### Exercise objective
Of all the lines in the records below, how many hold the word "Entry"? Give the number alone.

### Records shown
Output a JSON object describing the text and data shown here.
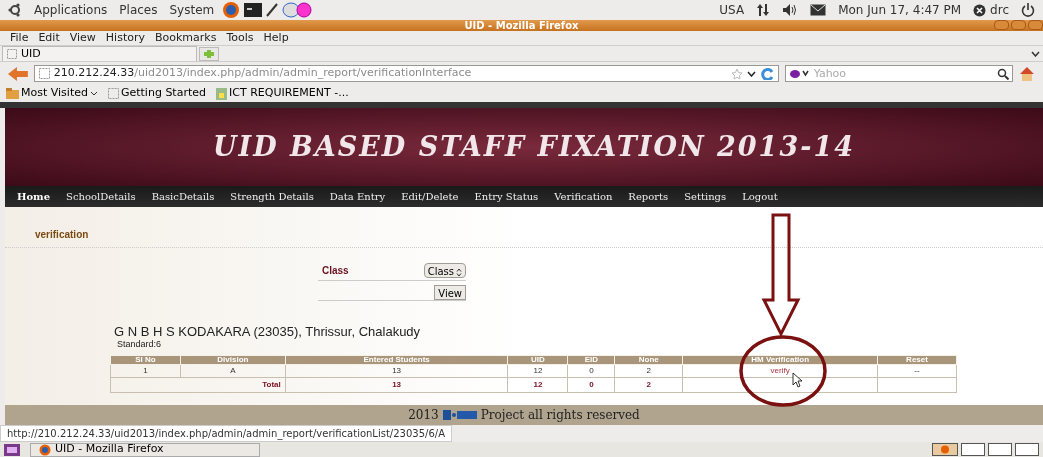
{
  "top_panel": {
    "menus": [
      "Applications",
      "Places",
      "System"
    ],
    "keyboard": "USA",
    "clock": "Mon Jun 17,  4:47 PM",
    "user": "drc"
  },
  "window": {
    "title": "UID - Mozilla Firefox"
  },
  "menubar": [
    "File",
    "Edit",
    "View",
    "History",
    "Bookmarks",
    "Tools",
    "Help"
  ],
  "tabs": [
    {
      "label": "UID",
      "selected": true
    }
  ],
  "address": {
    "host": "210.212.24.33",
    "path": "/uid2013/index.php/admin/admin_report/verificationInterface"
  },
  "search": {
    "placeholder": "Yahoo"
  },
  "bookmarks": [
    "Most Visited",
    "Getting Started",
    "ICT REQUIREMENT -..."
  ],
  "banner": {
    "title": "UID BASED STAFF FIXATION 2013-14"
  },
  "nav": [
    {
      "label": "Home",
      "selected": true
    },
    {
      "label": "SchoolDetails",
      "selected": false
    },
    {
      "label": "BasicDetails",
      "selected": false
    },
    {
      "label": "Strength Details",
      "selected": false
    },
    {
      "label": "Data Entry",
      "selected": false
    },
    {
      "label": "Edit/Delete",
      "selected": false
    },
    {
      "label": "Entry Status",
      "selected": false
    },
    {
      "label": "Verification",
      "selected": false
    },
    {
      "label": "Reports",
      "selected": false
    },
    {
      "label": "Settings",
      "selected": false
    },
    {
      "label": "Logout",
      "selected": false
    }
  ],
  "section_title": "verification",
  "form": {
    "label": "Class",
    "select": "Class",
    "button": "View"
  },
  "school": "G N B H S KODAKARA (23035), Thrissur, Chalakudy",
  "standard": "Standard:6",
  "table": {
    "columns": [
      "Sl No",
      "Division",
      "Entered Students",
      "UID",
      "EID",
      "None",
      "HM Verification",
      "Reset"
    ],
    "rows": [
      [
        "1",
        "A",
        "13",
        "12",
        "0",
        "2",
        "verify",
        "--"
      ]
    ],
    "total": {
      "label": "Total",
      "values": [
        "13",
        "12",
        "0",
        "2"
      ]
    }
  },
  "footer": {
    "year": "2013",
    "text": "Project all rights reserved"
  },
  "status_bar": "http://210.212.24.33/uid2013/index.php/admin/admin_report/verificationList/23035/6/A",
  "taskbar": [
    {
      "label": "UID - Mozilla Firefox",
      "selected": false
    }
  ]
}
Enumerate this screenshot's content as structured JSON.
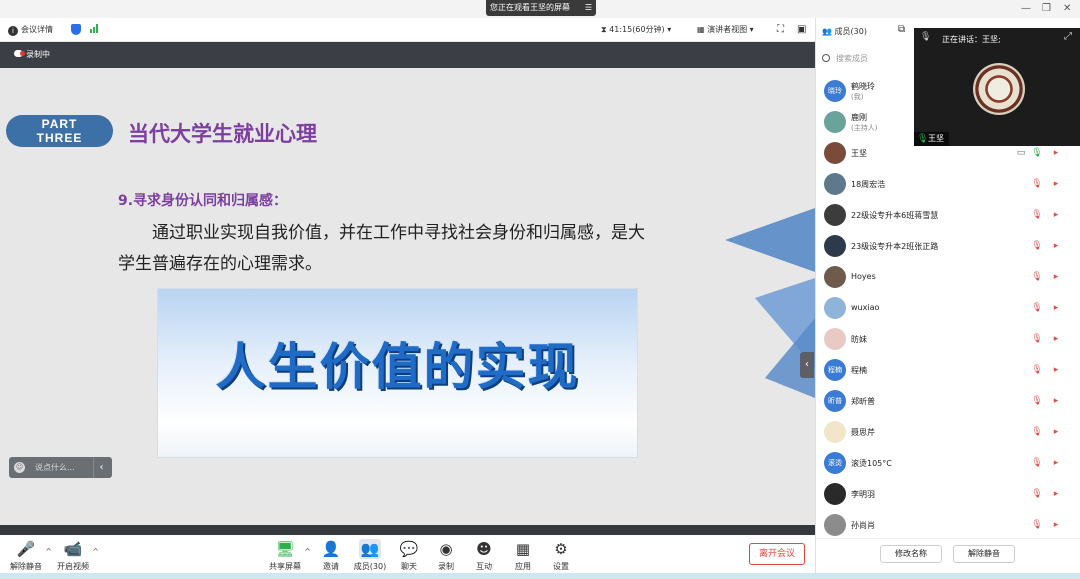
{
  "window": {
    "share_notice": "您正在观看王坚的屏幕",
    "minimize": "—",
    "restore": "❐",
    "close": "✕"
  },
  "infobar": {
    "meeting_info": "会议详情",
    "timer": "41:15(60分钟)",
    "view_mode": "演讲者视图"
  },
  "recording": {
    "label": "录制中"
  },
  "slide": {
    "part_line1": "PART",
    "part_line2": "THREE",
    "title": "当代大学生就业心理",
    "section_heading": "9.寻求身份认同和归属感：",
    "body": "通过职业实现自我价值，并在工作中寻找社会身份和归属感，是大学生普遍存在的心理需求。",
    "banner_text": "人生价值的实现"
  },
  "chat": {
    "placeholder": "说点什么..."
  },
  "controls": {
    "unmute": "解除静音",
    "start_video": "开启视频",
    "share_screen": "共享屏幕",
    "invite": "邀请",
    "members": "成员(30)",
    "chat": "聊天",
    "record": "录制",
    "interact": "互动",
    "apps": "应用",
    "settings": "设置",
    "leave": "离开会议"
  },
  "panel": {
    "title": "成员(30)",
    "search_placeholder": "搜索成员",
    "members": [
      {
        "name": "鹤晓玲",
        "sub": "(我)",
        "avatar_text": "晓玲",
        "avatar_color": "#3a7bd5"
      },
      {
        "name": "鹿刚",
        "sub": "(主持人)",
        "avatar_text": "",
        "avatar_color": "#6aa39a"
      },
      {
        "name": "王坚",
        "sub": "",
        "avatar_text": "",
        "avatar_color": "#7a4b3a"
      },
      {
        "name": "18周宏浩",
        "sub": "",
        "avatar_text": "",
        "avatar_color": "#5d7a8c"
      },
      {
        "name": "22级设专升本6班蒋雪慧",
        "sub": "",
        "avatar_text": "",
        "avatar_color": "#3c3c3c"
      },
      {
        "name": "23级设专升本2班张正路",
        "sub": "",
        "avatar_text": "",
        "avatar_color": "#2d3a4a"
      },
      {
        "name": "Hoyes",
        "sub": "",
        "avatar_text": "",
        "avatar_color": "#6f5a4e"
      },
      {
        "name": "wuxiao",
        "sub": "",
        "avatar_text": "",
        "avatar_color": "#8fb4d9"
      },
      {
        "name": "昉妹",
        "sub": "",
        "avatar_text": "",
        "avatar_color": "#e8c9c4"
      },
      {
        "name": "程楠",
        "sub": "",
        "avatar_text": "程楠",
        "avatar_color": "#3a7bd5"
      },
      {
        "name": "郑昕普",
        "sub": "",
        "avatar_text": "昕普",
        "avatar_color": "#3a7bd5"
      },
      {
        "name": "聂思芹",
        "sub": "",
        "avatar_text": "",
        "avatar_color": "#f1e6c8"
      },
      {
        "name": "滚烫105°C",
        "sub": "",
        "avatar_text": "滚烫",
        "avatar_color": "#3a7bd5"
      },
      {
        "name": "李明羽",
        "sub": "",
        "avatar_text": "",
        "avatar_color": "#2a2a2a"
      },
      {
        "name": "孙尚肖",
        "sub": "",
        "avatar_text": "",
        "avatar_color": "#8c8c8c"
      }
    ],
    "rename_button": "修改名称",
    "unmute_all_button": "解除静音"
  },
  "video": {
    "speaking_label": "正在讲话：王坚;",
    "name_tag": "王坚"
  }
}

### Output
2